## Begin

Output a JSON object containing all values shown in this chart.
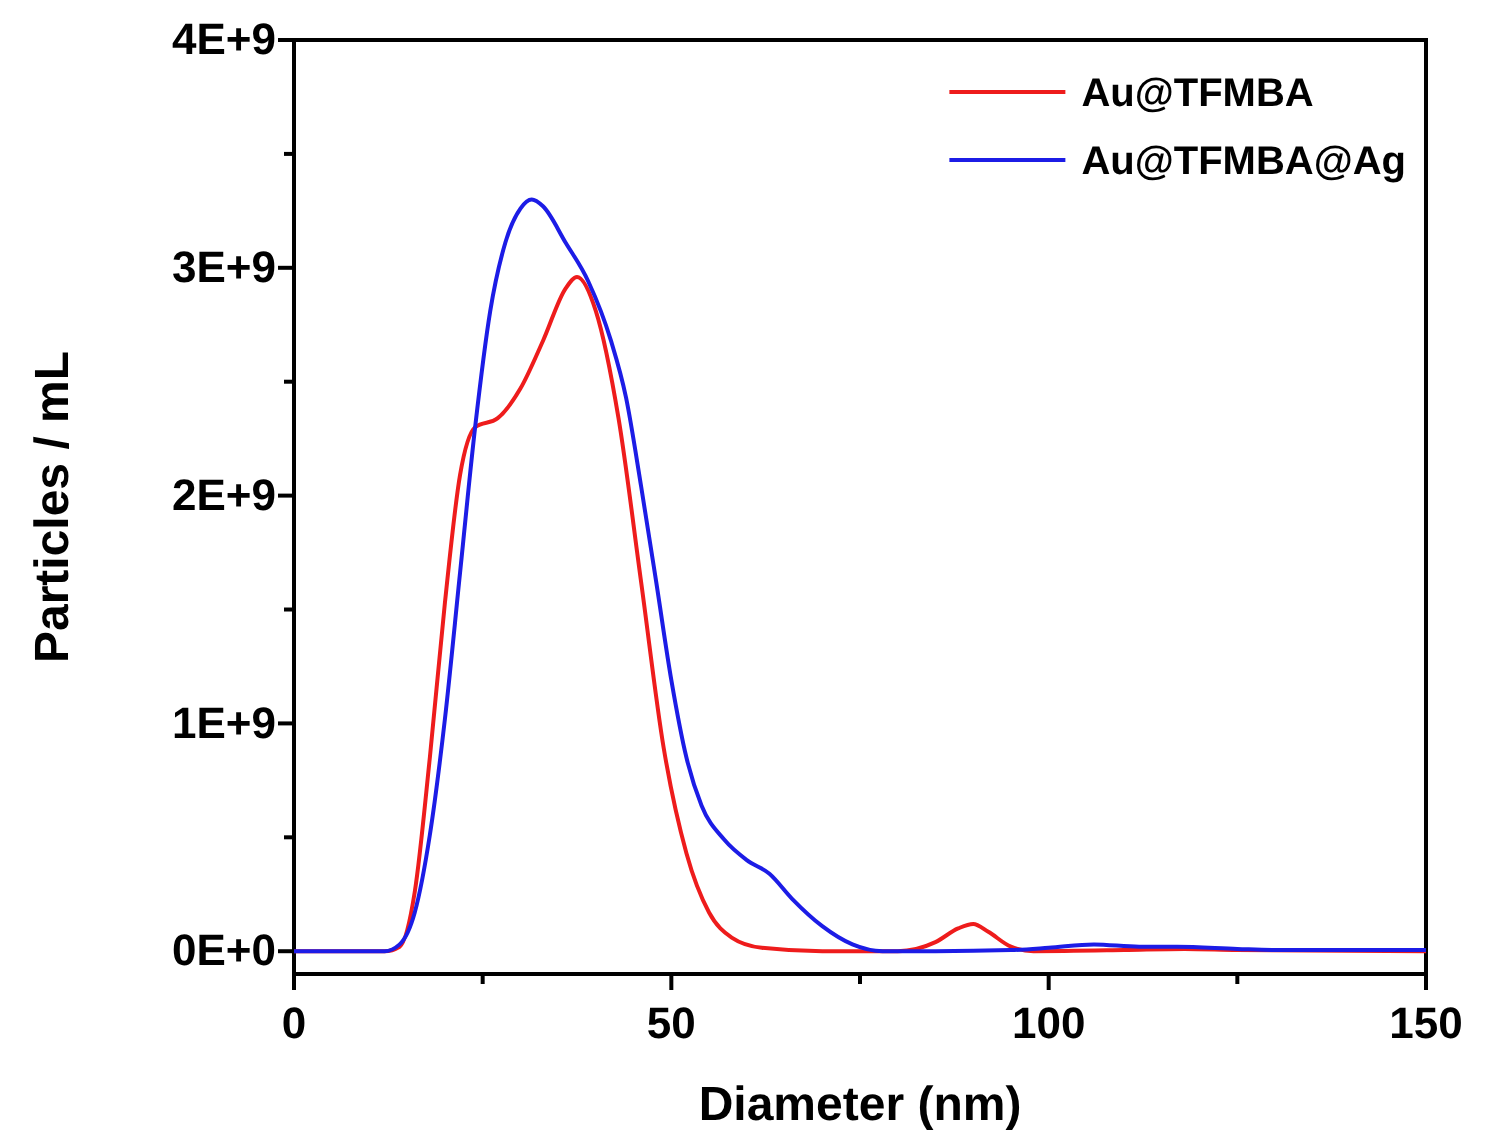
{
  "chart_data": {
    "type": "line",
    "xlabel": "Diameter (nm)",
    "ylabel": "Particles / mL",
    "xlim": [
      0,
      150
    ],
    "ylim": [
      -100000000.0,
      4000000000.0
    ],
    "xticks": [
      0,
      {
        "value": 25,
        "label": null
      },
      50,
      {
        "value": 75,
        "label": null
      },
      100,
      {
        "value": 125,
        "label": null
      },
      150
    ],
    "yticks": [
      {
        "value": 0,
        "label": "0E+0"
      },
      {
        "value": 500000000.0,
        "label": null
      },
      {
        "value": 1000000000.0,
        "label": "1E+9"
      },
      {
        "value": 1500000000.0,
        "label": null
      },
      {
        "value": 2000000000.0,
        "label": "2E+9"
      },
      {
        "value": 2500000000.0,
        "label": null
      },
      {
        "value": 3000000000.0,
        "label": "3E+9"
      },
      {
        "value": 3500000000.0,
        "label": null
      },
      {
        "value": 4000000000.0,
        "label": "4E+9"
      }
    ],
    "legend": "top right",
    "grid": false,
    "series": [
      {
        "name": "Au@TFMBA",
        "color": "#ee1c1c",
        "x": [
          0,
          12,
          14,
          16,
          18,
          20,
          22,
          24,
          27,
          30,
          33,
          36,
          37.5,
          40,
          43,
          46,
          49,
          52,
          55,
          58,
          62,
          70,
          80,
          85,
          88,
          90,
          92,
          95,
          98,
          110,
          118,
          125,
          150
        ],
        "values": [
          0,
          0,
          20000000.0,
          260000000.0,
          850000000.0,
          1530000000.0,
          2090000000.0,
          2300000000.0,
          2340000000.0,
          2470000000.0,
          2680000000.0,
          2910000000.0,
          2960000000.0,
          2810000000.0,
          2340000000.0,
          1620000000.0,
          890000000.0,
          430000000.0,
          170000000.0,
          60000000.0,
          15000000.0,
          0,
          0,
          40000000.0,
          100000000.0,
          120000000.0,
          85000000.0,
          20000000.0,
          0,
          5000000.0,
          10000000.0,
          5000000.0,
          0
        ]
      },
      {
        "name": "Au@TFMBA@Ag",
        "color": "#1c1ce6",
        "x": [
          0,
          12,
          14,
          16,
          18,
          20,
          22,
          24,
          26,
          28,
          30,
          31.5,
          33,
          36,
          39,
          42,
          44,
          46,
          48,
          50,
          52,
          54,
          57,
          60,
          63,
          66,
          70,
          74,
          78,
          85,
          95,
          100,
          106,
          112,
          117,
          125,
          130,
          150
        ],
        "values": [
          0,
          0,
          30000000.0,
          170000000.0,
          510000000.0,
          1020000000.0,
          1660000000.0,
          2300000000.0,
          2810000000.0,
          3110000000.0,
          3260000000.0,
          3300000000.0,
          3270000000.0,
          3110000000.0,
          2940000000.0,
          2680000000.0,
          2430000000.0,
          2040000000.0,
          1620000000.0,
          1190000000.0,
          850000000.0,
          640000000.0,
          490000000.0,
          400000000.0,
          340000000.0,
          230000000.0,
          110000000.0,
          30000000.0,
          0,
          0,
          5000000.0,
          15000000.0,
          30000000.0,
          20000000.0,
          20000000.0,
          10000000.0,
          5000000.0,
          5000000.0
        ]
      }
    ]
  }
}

## End

▶ [STATED PROBLEM]: Restate the whole listing above exactly, except for its images.

▶ [RESULT]:
Output a JSON object containing all values shown in this chart.
{
  "chart_data": {
    "type": "line",
    "xlabel": "Diameter (nm)",
    "ylabel": "Particles / mL",
    "xlim": [
      0,
      150
    ],
    "ylim": [
      -100000000.0,
      4000000000.0
    ],
    "xticks": [
      0,
      {
        "value": 25,
        "label": null
      },
      50,
      {
        "value": 75,
        "label": null
      },
      100,
      {
        "value": 125,
        "label": null
      },
      150
    ],
    "yticks": [
      {
        "value": 0,
        "label": "0E+0"
      },
      {
        "value": 500000000.0,
        "label": null
      },
      {
        "value": 1000000000.0,
        "label": "1E+9"
      },
      {
        "value": 1500000000.0,
        "label": null
      },
      {
        "value": 2000000000.0,
        "label": "2E+9"
      },
      {
        "value": 2500000000.0,
        "label": null
      },
      {
        "value": 3000000000.0,
        "label": "3E+9"
      },
      {
        "value": 3500000000.0,
        "label": null
      },
      {
        "value": 4000000000.0,
        "label": "4E+9"
      }
    ],
    "legend": "top right",
    "grid": false,
    "series": [
      {
        "name": "Au@TFMBA",
        "color": "#ee1c1c",
        "x": [
          0,
          12,
          14,
          16,
          18,
          20,
          22,
          24,
          27,
          30,
          33,
          36,
          37.5,
          40,
          43,
          46,
          49,
          52,
          55,
          58,
          62,
          70,
          80,
          85,
          88,
          90,
          92,
          95,
          98,
          110,
          118,
          125,
          150
        ],
        "values": [
          0,
          0,
          20000000.0,
          260000000.0,
          850000000.0,
          1530000000.0,
          2090000000.0,
          2300000000.0,
          2340000000.0,
          2470000000.0,
          2680000000.0,
          2910000000.0,
          2960000000.0,
          2810000000.0,
          2340000000.0,
          1620000000.0,
          890000000.0,
          430000000.0,
          170000000.0,
          60000000.0,
          15000000.0,
          0,
          0,
          40000000.0,
          100000000.0,
          120000000.0,
          85000000.0,
          20000000.0,
          0,
          5000000.0,
          10000000.0,
          5000000.0,
          0
        ]
      },
      {
        "name": "Au@TFMBA@Ag",
        "color": "#1c1ce6",
        "x": [
          0,
          12,
          14,
          16,
          18,
          20,
          22,
          24,
          26,
          28,
          30,
          31.5,
          33,
          36,
          39,
          42,
          44,
          46,
          48,
          50,
          52,
          54,
          57,
          60,
          63,
          66,
          70,
          74,
          78,
          85,
          95,
          100,
          106,
          112,
          117,
          125,
          130,
          150
        ],
        "values": [
          0,
          0,
          30000000.0,
          170000000.0,
          510000000.0,
          1020000000.0,
          1660000000.0,
          2300000000.0,
          2810000000.0,
          3110000000.0,
          3260000000.0,
          3300000000.0,
          3270000000.0,
          3110000000.0,
          2940000000.0,
          2680000000.0,
          2430000000.0,
          2040000000.0,
          1620000000.0,
          1190000000.0,
          850000000.0,
          640000000.0,
          490000000.0,
          400000000.0,
          340000000.0,
          230000000.0,
          110000000.0,
          30000000.0,
          0,
          0,
          5000000.0,
          15000000.0,
          30000000.0,
          20000000.0,
          20000000.0,
          10000000.0,
          5000000.0,
          5000000.0
        ]
      }
    ]
  }
}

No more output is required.